(Data entries)
* * *
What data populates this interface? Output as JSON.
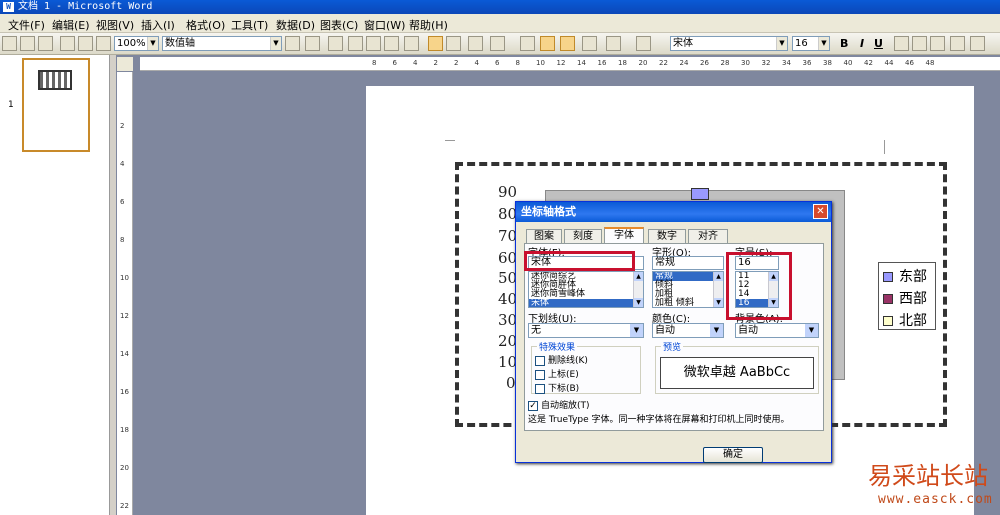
{
  "window": {
    "title": "文档 1 - Microsoft Word"
  },
  "menu": [
    "文件(F)",
    "编辑(E)",
    "视图(V)",
    "插入(I)",
    "格式(O)",
    "工具(T)",
    "数据(D)",
    "图表(C)",
    "窗口(W)",
    "帮助(H)"
  ],
  "toolbar": {
    "zoom": "100%",
    "object_select": "数值轴",
    "font": "宋体",
    "size": "16",
    "bold": "B",
    "italic": "I",
    "underline": "U"
  },
  "ruler": {
    "h_ticks": [
      "8",
      "6",
      "4",
      "2",
      "2",
      "4",
      "6",
      "8",
      "10",
      "12",
      "14",
      "16",
      "18",
      "20",
      "22",
      "24",
      "26",
      "28",
      "30",
      "32",
      "34",
      "36",
      "38",
      "40",
      "42",
      "44",
      "46",
      "48"
    ],
    "v_ticks": [
      "2",
      "4",
      "6",
      "8",
      "10",
      "12",
      "14",
      "16",
      "18",
      "20",
      "22"
    ]
  },
  "thumbnail": {
    "page_number": "1"
  },
  "chart": {
    "y_ticks": [
      "90",
      "80",
      "70",
      "60",
      "50",
      "40",
      "30",
      "20",
      "10",
      "0"
    ],
    "legend": [
      {
        "label": "东部",
        "color": "#9999ff"
      },
      {
        "label": "西部",
        "color": "#993366"
      },
      {
        "label": "北部",
        "color": "#ffffcc"
      }
    ]
  },
  "dialog": {
    "title": "坐标轴格式",
    "tabs": [
      "图案",
      "刻度",
      "字体",
      "数字",
      "对齐"
    ],
    "active_tab": "字体",
    "font_label": "字体(F):",
    "font_value": "宋体",
    "font_list": [
      "迷你简综艺",
      "迷你简胖体",
      "迷你简雪峰体",
      "宋体"
    ],
    "style_label": "字形(O):",
    "style_value": "常规",
    "style_list": [
      "常规",
      "倾斜",
      "加粗",
      "加粗 倾斜"
    ],
    "size_label": "字号(S):",
    "size_value": "16",
    "size_list": [
      "11",
      "12",
      "14",
      "16"
    ],
    "underline_label": "下划线(U):",
    "underline_value": "无",
    "color_label": "颜色(C):",
    "color_value": "自动",
    "bg_label": "背景色(A):",
    "bg_value": "自动",
    "effects_title": "特殊效果",
    "effects": [
      "删除线(K)",
      "上标(E)",
      "下标(B)"
    ],
    "preview_title": "预览",
    "preview_text": "微软卓越   AaBbCc",
    "autoscale_label": "自动缩放(T)",
    "info_text": "这是 TrueType 字体。同一种字体将在屏幕和打印机上同时使用。",
    "ok_label": "确定"
  },
  "watermark": {
    "line1": "易采站长站",
    "line2": "www.easck.com"
  }
}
* * *
Output the material word for word, omitting its pictures.

Result of this task »
What data populates this interface? Output as JSON.
{
  "window": {
    "title": "文档 1 - Microsoft Word"
  },
  "menu": [
    "文件(F)",
    "编辑(E)",
    "视图(V)",
    "插入(I)",
    "格式(O)",
    "工具(T)",
    "数据(D)",
    "图表(C)",
    "窗口(W)",
    "帮助(H)"
  ],
  "toolbar": {
    "zoom": "100%",
    "object_select": "数值轴",
    "font": "宋体",
    "size": "16",
    "bold": "B",
    "italic": "I",
    "underline": "U"
  },
  "ruler": {
    "h_ticks": [
      "8",
      "6",
      "4",
      "2",
      "2",
      "4",
      "6",
      "8",
      "10",
      "12",
      "14",
      "16",
      "18",
      "20",
      "22",
      "24",
      "26",
      "28",
      "30",
      "32",
      "34",
      "36",
      "38",
      "40",
      "42",
      "44",
      "46",
      "48"
    ],
    "v_ticks": [
      "2",
      "4",
      "6",
      "8",
      "10",
      "12",
      "14",
      "16",
      "18",
      "20",
      "22"
    ]
  },
  "thumbnail": {
    "page_number": "1"
  },
  "chart": {
    "y_ticks": [
      "90",
      "80",
      "70",
      "60",
      "50",
      "40",
      "30",
      "20",
      "10",
      "0"
    ],
    "legend": [
      {
        "label": "东部",
        "color": "#9999ff"
      },
      {
        "label": "西部",
        "color": "#993366"
      },
      {
        "label": "北部",
        "color": "#ffffcc"
      }
    ]
  },
  "dialog": {
    "title": "坐标轴格式",
    "tabs": [
      "图案",
      "刻度",
      "字体",
      "数字",
      "对齐"
    ],
    "active_tab": "字体",
    "font_label": "字体(F):",
    "font_value": "宋体",
    "font_list": [
      "迷你简综艺",
      "迷你简胖体",
      "迷你简雪峰体",
      "宋体"
    ],
    "style_label": "字形(O):",
    "style_value": "常规",
    "style_list": [
      "常规",
      "倾斜",
      "加粗",
      "加粗 倾斜"
    ],
    "size_label": "字号(S):",
    "size_value": "16",
    "size_list": [
      "11",
      "12",
      "14",
      "16"
    ],
    "underline_label": "下划线(U):",
    "underline_value": "无",
    "color_label": "颜色(C):",
    "color_value": "自动",
    "bg_label": "背景色(A):",
    "bg_value": "自动",
    "effects_title": "特殊效果",
    "effects": [
      "删除线(K)",
      "上标(E)",
      "下标(B)"
    ],
    "preview_title": "预览",
    "preview_text": "微软卓越   AaBbCc",
    "autoscale_label": "自动缩放(T)",
    "info_text": "这是 TrueType 字体。同一种字体将在屏幕和打印机上同时使用。",
    "ok_label": "确定"
  },
  "watermark": {
    "line1": "易采站长站",
    "line2": "www.easck.com"
  }
}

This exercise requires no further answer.